>> Start INFORMATION SHOWN

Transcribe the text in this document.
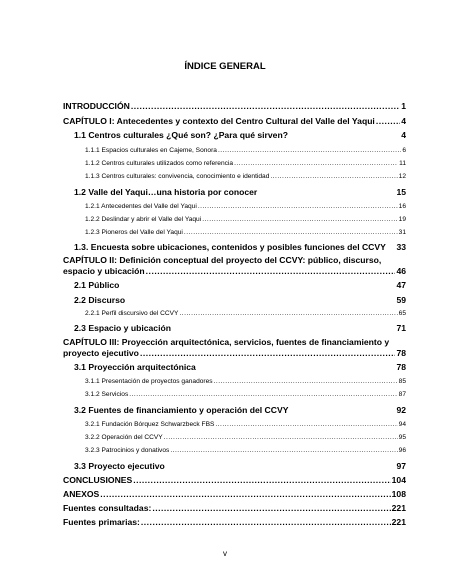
ÍNDICE GENERAL
INTRODUCCIÓN .....	1
CAPÍTULO I: Antecedentes y contexto del Centro Cultural del Valle del Yaqui .....	4
1.1 Centros culturales ¿Qué son? ¿Para qué sirven?	4
1.1.1 Espacios culturales en Cajeme, Sonora .....	6
1.1.2 Centros culturales utilizados como referencia .....	11
1.1.3 Centros culturales: convivencia, conocimiento e identidad .....	12
1.2 Valle del Yaqui…una historia por conocer	15
1.2.1 Antecedentes del Valle del Yaqui .....	16
1.2.2 Deslindar y abrir el Valle del Yaqui .....	19
1.2.3 Pioneros del Valle del Yaqui .....	31
1.3. Encuesta sobre ubicaciones, contenidos y posibles funciones del CCVY 33
CAPÍTULO II: Definición conceptual del proyecto del CCVY: público, discurso,
espacio y ubicación .....	46
2.1 Público	47
2.2 Discurso	59
2.2.1 Perfil discursivo del CCVY .....	65
2.3 Espacio y ubicación	71
CAPÍTULO III: Proyección arquitectónica, servicios, fuentes de financiamiento y
proyecto ejecutivo .....	78
3.1 Proyección arquitectónica	78
3.1.1 Presentación de proyectos ganadores .....	85
3.1.2 Servicios .....	87
3.2 Fuentes de financiamiento y operación del CCVY	92
3.2.1 Fundación Bórquez Schwarzbeck FBS .....	94
3.2.2 Operación del CCVY .....	95
3.2.3 Patrocinios y donativos .....	96
3.3 Proyecto ejecutivo	97
CONCLUSIONES .....	104
ANEXOS .....	108
Fuentes consultadas: .....	221
Fuentes primarias: .....	221
v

>> End INFORMATION SHOWN

Every record above must be given again exactly; drop the pictures.

Transcribe the text in this document.
ÍNDICE GENERAL
INTRODUCCIÓN .....	1
CAPÍTULO I: Antecedentes y contexto del Centro Cultural del Valle del Yaqui .....	4
1.1 Centros culturales ¿Qué son? ¿Para qué sirven?	4
1.1.1 Espacios culturales en Cajeme, Sonora .....	6
1.1.2 Centros culturales utilizados como referencia .....	11
1.1.3 Centros culturales: convivencia, conocimiento e identidad .....	12
1.2 Valle del Yaqui…una historia por conocer	15
1.2.1 Antecedentes del Valle del Yaqui .....	16
1.2.2 Deslindar y abrir el Valle del Yaqui .....	19
1.2.3 Pioneros del Valle del Yaqui .....	31
1.3. Encuesta sobre ubicaciones, contenidos y posibles funciones del CCVY 33
CAPÍTULO II: Definición conceptual del proyecto del CCVY: público, discurso,
espacio y ubicación .....	46
2.1 Público	47
2.2 Discurso	59
2.2.1 Perfil discursivo del CCVY .....	65
2.3 Espacio y ubicación	71
CAPÍTULO III: Proyección arquitectónica, servicios, fuentes de financiamiento y
proyecto ejecutivo .....	78
3.1 Proyección arquitectónica	78
3.1.1 Presentación de proyectos ganadores .....	85
3.1.2 Servicios .....	87
3.2 Fuentes de financiamiento y operación del CCVY	92
3.2.1 Fundación Bórquez Schwarzbeck FBS .....	94
3.2.2 Operación del CCVY .....	95
3.2.3 Patrocinios y donativos .....	96
3.3 Proyecto ejecutivo	97
CONCLUSIONES .....	104
ANEXOS .....	108
Fuentes consultadas: .....	221
Fuentes primarias: .....	221
v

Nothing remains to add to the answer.